Retype each line exactly. Skip images.

[Collected data]
============

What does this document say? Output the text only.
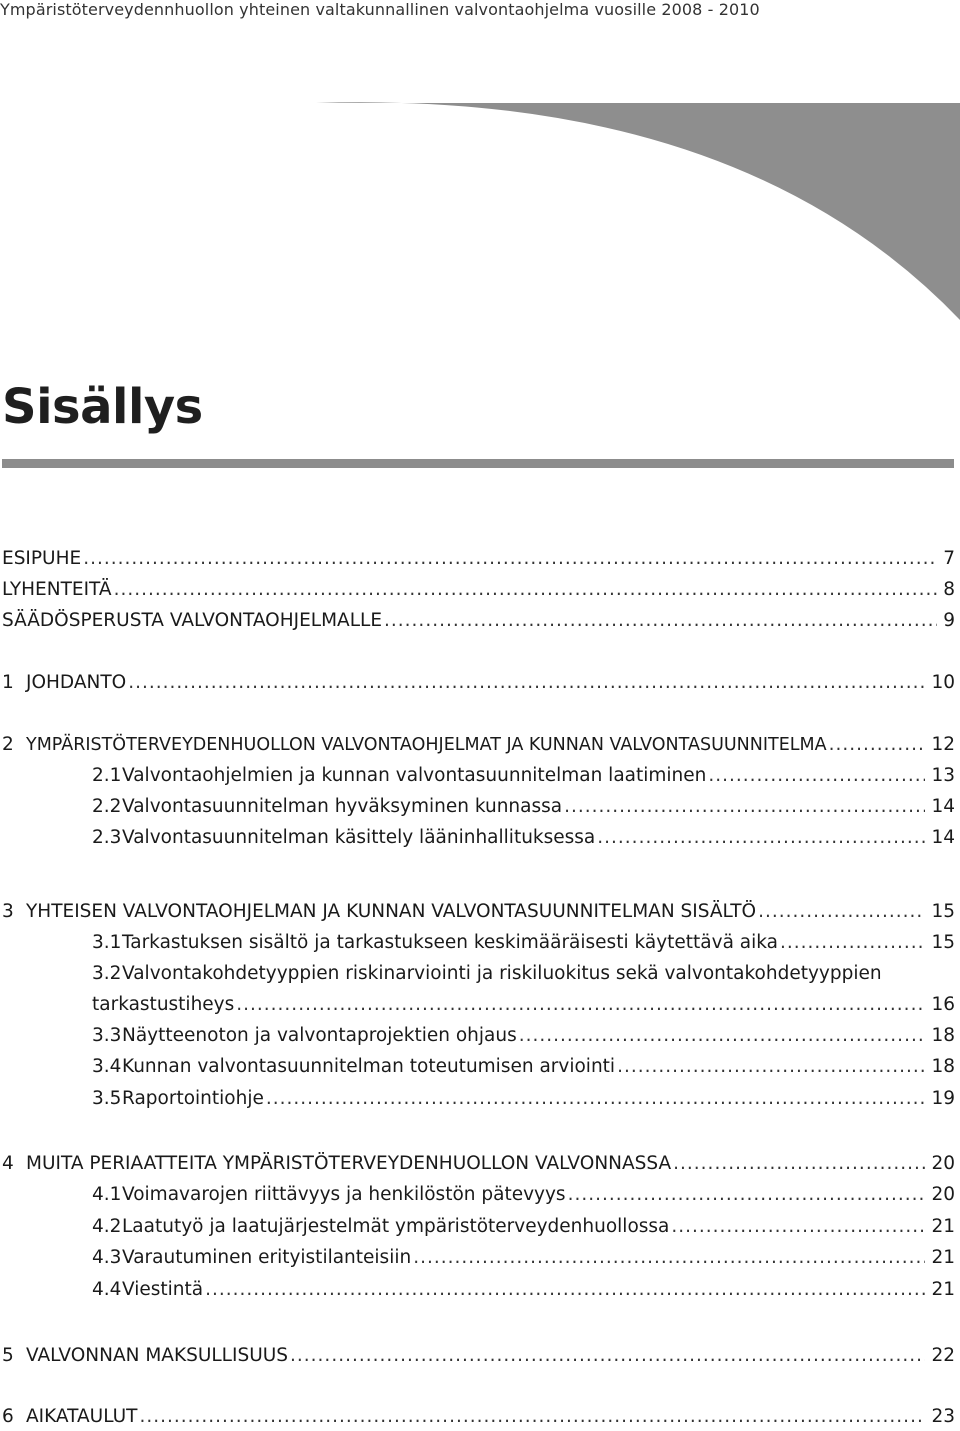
Ympäristöterveydennhuollon yhteinen valtakunnallinen valvontaohjelma vuosille 2008 - 2010
Sisällys
ESIPUHE .....	7
LYHENTEITÄ .....	8
SÄÄDÖSPERUSTA VALVONTAOHJELMALLE .....	9
1 JOHDANTO .....	10
2 YMPÄRISTÖTERVEYDENHUOLLON VALVONTAOHJELMAT JA KUNNAN VALVONTASUUNNITELMA .....	12
2.1 Valvontaohjelmien ja kunnan valvontasuunnitelman laatiminen .....	13
2.2 Valvontasuunnitelman hyväksyminen kunnassa .....	14
2.3 Valvontasuunnitelman käsittely lääninhallituksessa .....	14
3 YHTEISEN VALVONTAOHJELMAN JA KUNNAN VALVONTASUUNNITELMAN SISÄLTÖ .....	15
3.1 Tarkastuksen sisältö ja tarkastukseen keskimääräisesti käytettävä aika .....	15
3.2 Valvontakohdetyyppien riskinarviointi ja riskiluokitus sekä valvontakohdetyyppien
tarkastustiheys .....	16
3.3 Näytteenoton ja valvontaprojektien ohjaus .....	18
3.4 Kunnan valvontasuunnitelman toteutumisen arviointi .....	18
3.5 Raportointiohje .....	19
4 MUITA PERIAATTEITA YMPÄRISTÖTERVEYDENHUOLLON VALVONNASSA .....	20
4.1 Voimavarojen riittävyys ja henkilöstön pätevyys .....	20
4.2 Laatutyö ja laatujärjestelmät ympäristöterveydenhuollossa .....	21
4.3 Varautuminen erityistilanteisiin .....	21
4.4 Viestintä .....	21
5 VALVONNAN MAKSULLISUUS .....	22
6 AIKATAULUT .....	23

============

• Solution to this exercise:
What does this document say? Output the text only.
Ympäristöterveydennhuollon yhteinen valtakunnallinen valvontaohjelma vuosille 2008 - 2010
Sisällys
ESIPUHE .....	7
LYHENTEITÄ .....	8
SÄÄDÖSPERUSTA VALVONTAOHJELMALLE .....	9
1 JOHDANTO .....	10
2 YMPÄRISTÖTERVEYDENHUOLLON VALVONTAOHJELMAT JA KUNNAN VALVONTASUUNNITELMA .....	12
2.1 Valvontaohjelmien ja kunnan valvontasuunnitelman laatiminen .....	13
2.2 Valvontasuunnitelman hyväksyminen kunnassa .....	14
2.3 Valvontasuunnitelman käsittely lääninhallituksessa .....	14
3 YHTEISEN VALVONTAOHJELMAN JA KUNNAN VALVONTASUUNNITELMAN SISÄLTÖ .....	15
3.1 Tarkastuksen sisältö ja tarkastukseen keskimääräisesti käytettävä aika .....	15
3.2 Valvontakohdetyyppien riskinarviointi ja riskiluokitus sekä valvontakohdetyyppien
tarkastustiheys .....	16
3.3 Näytteenoton ja valvontaprojektien ohjaus .....	18
3.4 Kunnan valvontasuunnitelman toteutumisen arviointi .....	18
3.5 Raportointiohje .....	19
4 MUITA PERIAATTEITA YMPÄRISTÖTERVEYDENHUOLLON VALVONNASSA .....	20
4.1 Voimavarojen riittävyys ja henkilöstön pätevyys .....	20
4.2 Laatutyö ja laatujärjestelmät ympäristöterveydenhuollossa .....	21
4.3 Varautuminen erityistilanteisiin .....	21
4.4 Viestintä .....	21
5 VALVONNAN MAKSULLISUUS .....	22
6 AIKATAULUT .....	23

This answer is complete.